Problem:
Locate and copy all lines bearing the word "Service".

Stored data:
>> Begin

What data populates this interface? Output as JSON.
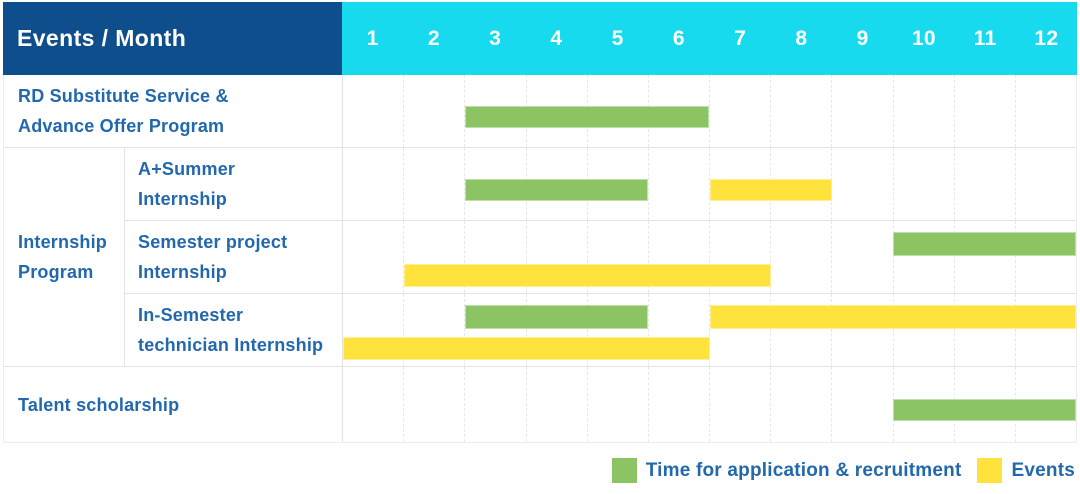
{
  "header": {
    "corner_label": "Events / Month",
    "months": [
      "1",
      "2",
      "3",
      "4",
      "5",
      "6",
      "7",
      "8",
      "9",
      "10",
      "11",
      "12"
    ]
  },
  "colors": {
    "corner_bg": "#0f4e8c",
    "months_bg": "#17daee",
    "label_text": "#2268ad",
    "grid_line": "#e3e3e3",
    "application_green": "#8cc464",
    "events_yellow": "#ffe33c"
  },
  "chart_data": {
    "type": "bar",
    "subtype": "gantt",
    "title": "Events / Month",
    "x_axis": {
      "unit": "month",
      "ticks": [
        "1",
        "2",
        "3",
        "4",
        "5",
        "6",
        "7",
        "8",
        "9",
        "10",
        "11",
        "12"
      ],
      "range": [
        1,
        12
      ]
    },
    "legend_position": "bottom-right",
    "grid": true,
    "legend": [
      {
        "label": "Time for application & recruitment",
        "color": "#8cc464"
      },
      {
        "label": "Events",
        "color": "#ffe33c"
      }
    ],
    "group_cell": {
      "label": "Internship Program",
      "lines": [
        "Internship",
        "Program"
      ],
      "spans_rows": [
        1,
        3
      ]
    },
    "rows": [
      {
        "label": "RD Substitute Service & Advance Offer Program",
        "lines": [
          "RD Substitute Service &",
          "Advance Offer Program"
        ],
        "group": null,
        "bars": [
          {
            "series": "Time for application & recruitment",
            "start_month": 3,
            "end_month": 6,
            "lane": "single"
          }
        ]
      },
      {
        "label": "A+Summer Internship",
        "lines": [
          "A+Summer",
          "Internship"
        ],
        "group": "Internship Program",
        "bars": [
          {
            "series": "Time for application & recruitment",
            "start_month": 3,
            "end_month": 5,
            "lane": "single"
          },
          {
            "series": "Events",
            "start_month": 7,
            "end_month": 8,
            "lane": "single"
          }
        ]
      },
      {
        "label": "Semester project Internship",
        "lines": [
          "Semester project",
          "Internship"
        ],
        "group": "Internship Program",
        "bars": [
          {
            "series": "Time for application & recruitment",
            "start_month": 10,
            "end_month": 12,
            "lane": "top"
          },
          {
            "series": "Events",
            "start_month": 2,
            "end_month": 7,
            "lane": "bottom"
          }
        ]
      },
      {
        "label": "In-Semester technician Internship",
        "lines": [
          "In-Semester",
          "technician Internship"
        ],
        "group": "Internship Program",
        "bars": [
          {
            "series": "Time for application & recruitment",
            "start_month": 3,
            "end_month": 5,
            "lane": "top"
          },
          {
            "series": "Events",
            "start_month": 7,
            "end_month": 12,
            "lane": "top"
          },
          {
            "series": "Events",
            "start_month": 1,
            "end_month": 6,
            "lane": "bottom"
          }
        ]
      },
      {
        "label": "Talent scholarship",
        "lines": [
          "Talent scholarship"
        ],
        "group": null,
        "bars": [
          {
            "series": "Time for application & recruitment",
            "start_month": 10,
            "end_month": 12,
            "lane": "single"
          }
        ]
      }
    ]
  }
}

>> End

Full answer:
        "label": "RD Substitute Service & Advance Offer Program",
          "RD Substitute Service &",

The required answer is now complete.